• TASK A:
Reproduce the records word for word, from their first line up to and including the line that contains "legend-label-species: M.oryzae [2025,1135,2184,1178]".
---------- EXCERPT PROVIDED ----------
Management and financial advice fees declined 4 percent, or $32 million, to $689 million, driven by a 21 percent decline in the daily average S&P 500 on a year-over-year basis, partially offset by net inflows. On a sequential basis, management and financial advice fees increased 14 percent, or $83 million, reflecting equity market appreciation in the quarter, and asset management and advisor-managed wrap account inflows.
Distribution fees declined 2 percent, or $9 million, to $367 million compared to a year ago, primarily due to lower asset-based fees driven by lower equity markets. On a sequential basis, distribution fees increased 5 percent, or $16 million, reflecting equity market appreciation in the quarter and modest increases in advisor productivity levels.
Net investment income increased to $542 million compared to $62 million in the third quarter of 2008. Core net investment income increased 34 percent, or $133 million, to $528 million, driven by higher invested assets levels, primarily from spread product net inflows and higher yields on the longer-term investments in the company’s investment portfolio.
Premiums increased 5 percent, or $12 million, to $276 million, primarily due to growth in auto and home premiums compared to the prior year, as the business continues to increase sales through the Ameriprise advisor channel.
Other revenues declined 56 percent, or $140 million, to $109 million, primarily due to a $65 million negative impact from unlocking in the third quarter of 2009, compared to a $95 million benefit from unlocking in the prior year.
Banking and deposit interest expense declined 23 percent, or $10 million, to $33 million, primarily due to lower crediting rates on certificates and deposit products, partially offset by a 17 percent year-over-year increase in on-balance sheet deposits.
Expenses
Expenses declined 11 percent, or $195 million, to $1.6 billion. Core expenses decreased 4 percent, or $74 million, to $1.6 billion. Core expenses included ongoing expenses related to the 2008 acquisitions and higher average crediting rates on fixed accounts, offset by the impact of unlocking and re-engineering and cost controls.
Distribution expenses increased 1 percent, or $5 million, to $466 million, reflecting the company’s 2008 acquisitions, partially offset by lower activity levels.
Interest credited to fixed accounts increased 16 percent, or $32 million, to $232 million, reflecting higher annuity fixed account balances and higher average crediting rates compared to the prior year.
Benefits, claims, losses and settlement expenses increased 56 percent, or $110 million, to $306 million. Core benefits, claims, losses and settlement expenses increased 21 percent, or $45 million, to $258 million, primarily driven by increased auto and home benefits from higher business volumes, higher variable annuity death and living benefit expenses and the impact of unlocking.
Amortization of DAC was a net benefit of $64 million for the third quarter of 2009, compared to a $240 million expense in the prior year. Core expenses in this line were $12 million, a decrease of $176 million compared to the prior year. Unlocking resulted in reduced amortization of $119 million in the third quarter of 2009, compared to additional amortization of $81 million in the prior year.
---------- TASK INPUTS ----------
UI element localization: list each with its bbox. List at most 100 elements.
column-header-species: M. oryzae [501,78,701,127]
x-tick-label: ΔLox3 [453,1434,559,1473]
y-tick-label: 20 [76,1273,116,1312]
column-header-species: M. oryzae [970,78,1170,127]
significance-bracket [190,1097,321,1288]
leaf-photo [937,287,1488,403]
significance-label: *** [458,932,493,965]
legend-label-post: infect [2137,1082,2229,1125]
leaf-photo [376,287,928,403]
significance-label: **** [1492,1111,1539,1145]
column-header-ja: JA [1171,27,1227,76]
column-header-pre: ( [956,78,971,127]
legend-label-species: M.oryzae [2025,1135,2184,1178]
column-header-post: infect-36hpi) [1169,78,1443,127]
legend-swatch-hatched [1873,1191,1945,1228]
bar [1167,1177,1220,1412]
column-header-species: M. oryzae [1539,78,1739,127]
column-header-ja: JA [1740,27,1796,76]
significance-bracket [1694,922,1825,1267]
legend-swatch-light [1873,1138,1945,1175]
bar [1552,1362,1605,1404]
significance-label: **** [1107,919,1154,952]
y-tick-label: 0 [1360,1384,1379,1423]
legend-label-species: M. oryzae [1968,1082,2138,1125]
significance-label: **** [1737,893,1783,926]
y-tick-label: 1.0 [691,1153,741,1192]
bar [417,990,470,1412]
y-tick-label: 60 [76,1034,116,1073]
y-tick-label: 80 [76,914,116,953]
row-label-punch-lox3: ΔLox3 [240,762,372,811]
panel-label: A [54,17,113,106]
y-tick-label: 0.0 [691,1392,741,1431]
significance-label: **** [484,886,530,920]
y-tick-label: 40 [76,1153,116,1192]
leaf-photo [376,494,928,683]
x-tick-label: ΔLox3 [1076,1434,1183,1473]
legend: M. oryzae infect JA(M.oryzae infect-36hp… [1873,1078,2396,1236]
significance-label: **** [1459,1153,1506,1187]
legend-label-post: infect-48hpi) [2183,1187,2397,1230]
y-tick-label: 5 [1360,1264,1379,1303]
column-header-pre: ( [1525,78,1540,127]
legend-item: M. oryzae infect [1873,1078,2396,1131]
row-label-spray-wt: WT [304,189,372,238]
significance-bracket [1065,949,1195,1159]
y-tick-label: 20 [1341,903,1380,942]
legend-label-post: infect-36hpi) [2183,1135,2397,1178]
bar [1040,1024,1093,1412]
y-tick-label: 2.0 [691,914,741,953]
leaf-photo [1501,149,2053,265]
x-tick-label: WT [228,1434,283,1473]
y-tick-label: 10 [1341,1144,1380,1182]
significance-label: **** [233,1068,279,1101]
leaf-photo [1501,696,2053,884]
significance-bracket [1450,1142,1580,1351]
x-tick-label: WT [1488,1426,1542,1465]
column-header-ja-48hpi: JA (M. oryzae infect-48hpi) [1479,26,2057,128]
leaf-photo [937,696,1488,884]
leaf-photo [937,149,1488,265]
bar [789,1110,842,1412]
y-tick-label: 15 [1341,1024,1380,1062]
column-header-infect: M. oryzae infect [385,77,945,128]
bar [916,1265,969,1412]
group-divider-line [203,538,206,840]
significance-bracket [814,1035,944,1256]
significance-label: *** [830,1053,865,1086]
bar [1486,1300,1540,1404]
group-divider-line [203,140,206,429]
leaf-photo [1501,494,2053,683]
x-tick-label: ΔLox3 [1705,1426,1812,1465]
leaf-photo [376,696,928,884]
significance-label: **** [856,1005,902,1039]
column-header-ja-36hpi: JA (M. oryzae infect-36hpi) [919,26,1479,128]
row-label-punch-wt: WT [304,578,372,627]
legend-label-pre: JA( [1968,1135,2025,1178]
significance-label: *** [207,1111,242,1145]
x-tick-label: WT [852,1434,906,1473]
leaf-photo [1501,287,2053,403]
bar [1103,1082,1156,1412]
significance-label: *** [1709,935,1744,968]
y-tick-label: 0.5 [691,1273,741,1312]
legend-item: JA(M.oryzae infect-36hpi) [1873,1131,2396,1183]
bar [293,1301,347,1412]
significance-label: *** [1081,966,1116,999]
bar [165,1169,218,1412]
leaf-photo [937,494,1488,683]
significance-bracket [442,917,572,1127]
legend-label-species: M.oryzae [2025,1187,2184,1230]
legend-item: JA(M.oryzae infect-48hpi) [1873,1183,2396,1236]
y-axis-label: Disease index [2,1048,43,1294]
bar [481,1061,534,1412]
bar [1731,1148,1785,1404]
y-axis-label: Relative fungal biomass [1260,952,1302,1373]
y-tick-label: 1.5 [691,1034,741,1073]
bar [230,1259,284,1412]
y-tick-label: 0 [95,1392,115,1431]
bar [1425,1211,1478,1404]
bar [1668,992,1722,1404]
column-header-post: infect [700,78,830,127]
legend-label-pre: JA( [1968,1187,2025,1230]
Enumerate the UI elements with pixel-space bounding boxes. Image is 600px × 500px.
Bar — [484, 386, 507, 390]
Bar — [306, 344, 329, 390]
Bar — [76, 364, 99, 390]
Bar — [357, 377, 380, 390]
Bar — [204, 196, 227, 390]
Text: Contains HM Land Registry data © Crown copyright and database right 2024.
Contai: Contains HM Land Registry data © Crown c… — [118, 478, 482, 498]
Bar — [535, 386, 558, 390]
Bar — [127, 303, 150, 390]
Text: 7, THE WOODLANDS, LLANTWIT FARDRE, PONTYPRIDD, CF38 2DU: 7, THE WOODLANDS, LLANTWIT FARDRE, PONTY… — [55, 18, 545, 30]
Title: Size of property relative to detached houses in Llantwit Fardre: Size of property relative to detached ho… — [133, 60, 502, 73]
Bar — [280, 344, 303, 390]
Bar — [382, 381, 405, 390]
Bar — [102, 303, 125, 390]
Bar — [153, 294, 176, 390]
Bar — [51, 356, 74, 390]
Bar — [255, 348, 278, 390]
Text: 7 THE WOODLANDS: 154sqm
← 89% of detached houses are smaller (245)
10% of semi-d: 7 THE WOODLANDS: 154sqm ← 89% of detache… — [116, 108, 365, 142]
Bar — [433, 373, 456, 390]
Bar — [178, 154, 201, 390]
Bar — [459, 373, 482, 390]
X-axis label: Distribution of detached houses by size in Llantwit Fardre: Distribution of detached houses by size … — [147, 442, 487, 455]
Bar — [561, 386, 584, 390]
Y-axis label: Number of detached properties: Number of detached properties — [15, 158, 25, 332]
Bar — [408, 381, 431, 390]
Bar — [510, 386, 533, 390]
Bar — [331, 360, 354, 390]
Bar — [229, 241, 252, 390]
----------
• TASK B:
According to the quarterly financial results text, what primarily drove the growth in premiums?

• FULL SOLUTION A:
UI element localization: list each with its bbox. List at most 100 elements.
column-header-species: M. oryzae [501,78,701,127]
x-tick-label: ΔLox3 [453,1434,559,1473]
y-tick-label: 20 [76,1273,116,1312]
column-header-species: M. oryzae [970,78,1170,127]
significance-bracket [190,1097,321,1288]
leaf-photo [937,287,1488,403]
significance-label: *** [458,932,493,965]
legend-label-post: infect [2137,1082,2229,1125]
leaf-photo [376,287,928,403]
significance-label: **** [1492,1111,1539,1145]
column-header-ja: JA [1171,27,1227,76]
column-header-pre: ( [956,78,971,127]
legend-label-species: M.oryzae [2025,1135,2184,1178]

• FULL SOLUTION B:
Growth in auto and home premiums compared to the prior year.